┌─ Input
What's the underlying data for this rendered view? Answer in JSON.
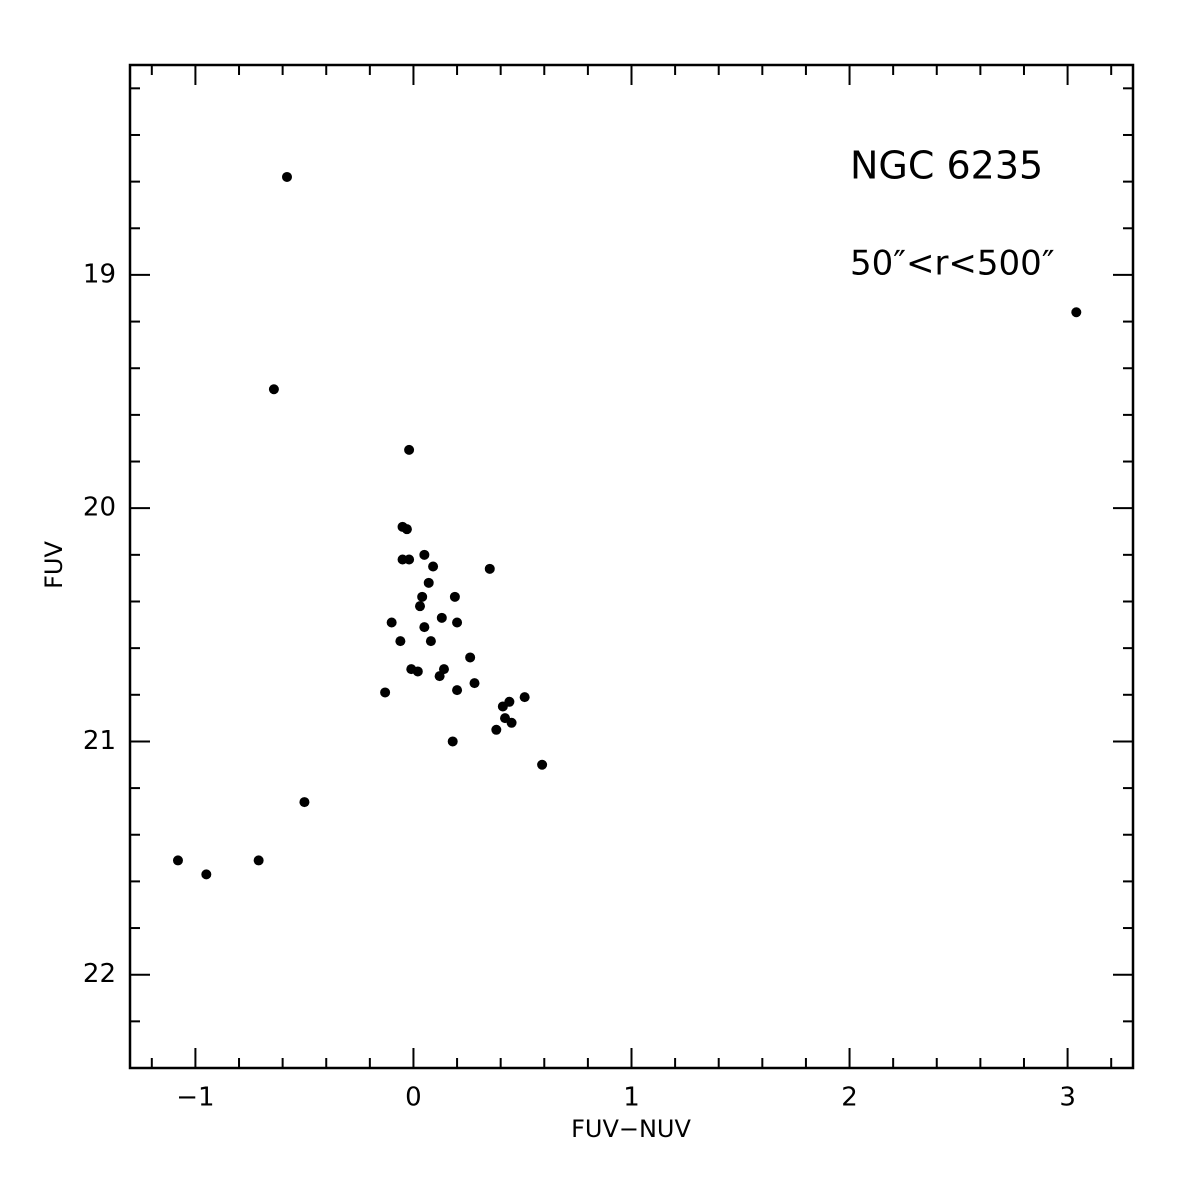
{
  "chart_data": {
    "type": "scatter",
    "title": "NGC 6235",
    "subtitle": "50″<r<500″",
    "x_label": "FUV−NUV",
    "y_label": "FUV",
    "xlim": [
      -1.3,
      3.3
    ],
    "ylim": [
      18.1,
      22.4
    ],
    "y_inverted": true,
    "color": "#000000",
    "xticks": [
      {
        "value": -1,
        "label": "−1"
      },
      0,
      1,
      2,
      3
    ],
    "yticks": [
      19,
      20,
      21,
      22
    ],
    "xminorticks": [
      -1.2,
      -0.8,
      -0.6,
      -0.4,
      -0.2,
      0.2,
      0.4,
      0.6,
      0.8,
      1.2,
      1.4,
      1.6,
      1.8,
      2.2,
      2.4,
      2.6,
      2.8,
      3.2
    ],
    "yminorticks": [
      18.2,
      18.4,
      18.6,
      18.8,
      19.2,
      19.4,
      19.6,
      19.8,
      20.2,
      20.4,
      20.6,
      20.8,
      21.2,
      21.4,
      21.6,
      21.8,
      22.2
    ],
    "x": [
      -0.58,
      3.04,
      -0.64,
      -0.02,
      -0.05,
      -0.03,
      -0.05,
      -0.02,
      0.05,
      0.09,
      0.35,
      0.07,
      0.04,
      0.19,
      0.03,
      0.13,
      -0.1,
      0.2,
      0.05,
      -0.06,
      0.08,
      0.26,
      -0.01,
      0.02,
      0.14,
      0.12,
      0.28,
      -0.13,
      0.2,
      0.51,
      0.44,
      0.41,
      0.42,
      0.45,
      0.38,
      0.18,
      0.59,
      -0.5,
      -0.71,
      -1.08,
      -0.95
    ],
    "y": [
      18.58,
      19.16,
      19.49,
      19.75,
      20.08,
      20.09,
      20.22,
      20.22,
      20.2,
      20.25,
      20.26,
      20.32,
      20.38,
      20.38,
      20.42,
      20.47,
      20.49,
      20.49,
      20.51,
      20.57,
      20.57,
      20.64,
      20.69,
      20.7,
      20.69,
      20.72,
      20.75,
      20.79,
      20.78,
      20.81,
      20.83,
      20.85,
      20.9,
      20.92,
      20.95,
      21.0,
      21.1,
      21.26,
      21.51,
      21.51,
      21.57
    ]
  }
}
└─
Omit the pictures, then output the rest of the listing exactly.

Solution to this exercise -
What's the underlying data for this rendered view? Answer in JSON.
{
  "chart_data": {
    "type": "scatter",
    "title": "NGC 6235",
    "subtitle": "50″<r<500″",
    "x_label": "FUV−NUV",
    "y_label": "FUV",
    "xlim": [
      -1.3,
      3.3
    ],
    "ylim": [
      18.1,
      22.4
    ],
    "y_inverted": true,
    "color": "#000000",
    "xticks": [
      {
        "value": -1,
        "label": "−1"
      },
      0,
      1,
      2,
      3
    ],
    "yticks": [
      19,
      20,
      21,
      22
    ],
    "xminorticks": [
      -1.2,
      -0.8,
      -0.6,
      -0.4,
      -0.2,
      0.2,
      0.4,
      0.6,
      0.8,
      1.2,
      1.4,
      1.6,
      1.8,
      2.2,
      2.4,
      2.6,
      2.8,
      3.2
    ],
    "yminorticks": [
      18.2,
      18.4,
      18.6,
      18.8,
      19.2,
      19.4,
      19.6,
      19.8,
      20.2,
      20.4,
      20.6,
      20.8,
      21.2,
      21.4,
      21.6,
      21.8,
      22.2
    ],
    "x": [
      -0.58,
      3.04,
      -0.64,
      -0.02,
      -0.05,
      -0.03,
      -0.05,
      -0.02,
      0.05,
      0.09,
      0.35,
      0.07,
      0.04,
      0.19,
      0.03,
      0.13,
      -0.1,
      0.2,
      0.05,
      -0.06,
      0.08,
      0.26,
      -0.01,
      0.02,
      0.14,
      0.12,
      0.28,
      -0.13,
      0.2,
      0.51,
      0.44,
      0.41,
      0.42,
      0.45,
      0.38,
      0.18,
      0.59,
      -0.5,
      -0.71,
      -1.08,
      -0.95
    ],
    "y": [
      18.58,
      19.16,
      19.49,
      19.75,
      20.08,
      20.09,
      20.22,
      20.22,
      20.2,
      20.25,
      20.26,
      20.32,
      20.38,
      20.38,
      20.42,
      20.47,
      20.49,
      20.49,
      20.51,
      20.57,
      20.57,
      20.64,
      20.69,
      20.7,
      20.69,
      20.72,
      20.75,
      20.79,
      20.78,
      20.81,
      20.83,
      20.85,
      20.9,
      20.92,
      20.95,
      21.0,
      21.1,
      21.26,
      21.51,
      21.51,
      21.57
    ]
  }
}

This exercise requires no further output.